======== Records for the task

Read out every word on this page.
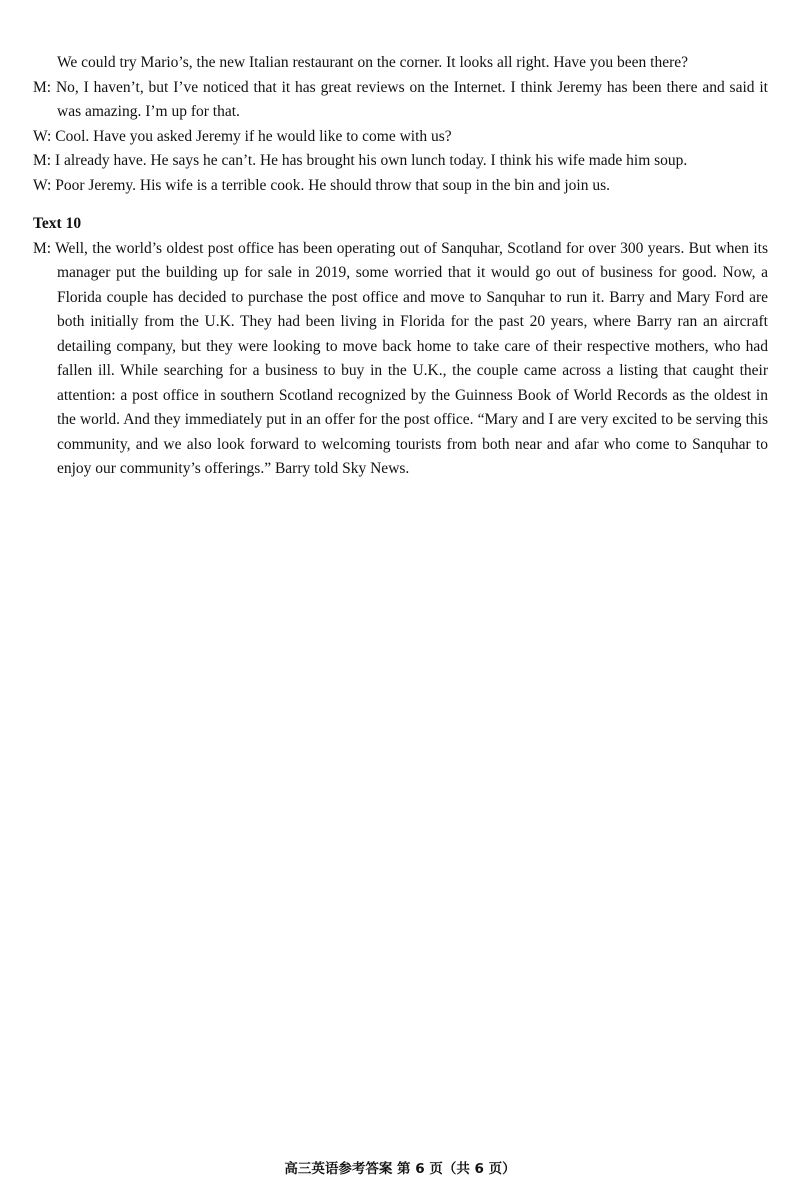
We could try Mario’s, the new Italian restaurant on the corner. It looks all right. Have you been there?

M: No, I haven’t, but I’ve noticed that it has great reviews on the Internet. I think Jeremy has been there and said it was amazing. I’m up for that.

W: Cool. Have you asked Jeremy if he would like to come with us?

M: I already have. He says he can’t. He has brought his own lunch today. I think his wife made him soup.

W: Poor Jeremy. His wife is a terrible cook. He should throw that soup in the bin and join us.

Text 10

M: Well, the world’s oldest post office has been operating out of Sanquhar, Scotland for over 300 years. But when its manager put the building up for sale in 2019, some worried that it would go out of business for good. Now, a Florida couple has decided to purchase the post office and move to Sanquhar to run it. Barry and Mary Ford are both initially from the U.K. They had been living in Florida for the past 20 years, where Barry ran an aircraft detailing company, but they were looking to move back home to take care of their respective mothers, who had fallen ill. While searching for a business to buy in the U.K., the couple came across a listing that caught their attention: a post office in southern Scotland recognized by the Guinness Book of World Records as the oldest in the world. And they immediately put in an offer for the post office. “Mary and I are very excited to be serving this community, and we also look forward to welcoming tourists from both near and afar who come to Sanquhar to enjoy our community’s offerings.” Barry told Sky News.

高三英语参考答案 第 6 页（共 6 页）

================

[Your objective]: Scan the material above. Extract every line in which the word "there" occurs.

[Result]:
We could try Mario’s, the new Italian restaurant on the corner. It looks all right. Have you been there?
M: No, I haven’t, but I’ve noticed that it has great reviews on the Internet. I think Jeremy has been there and said it was amazing. I’m up for that.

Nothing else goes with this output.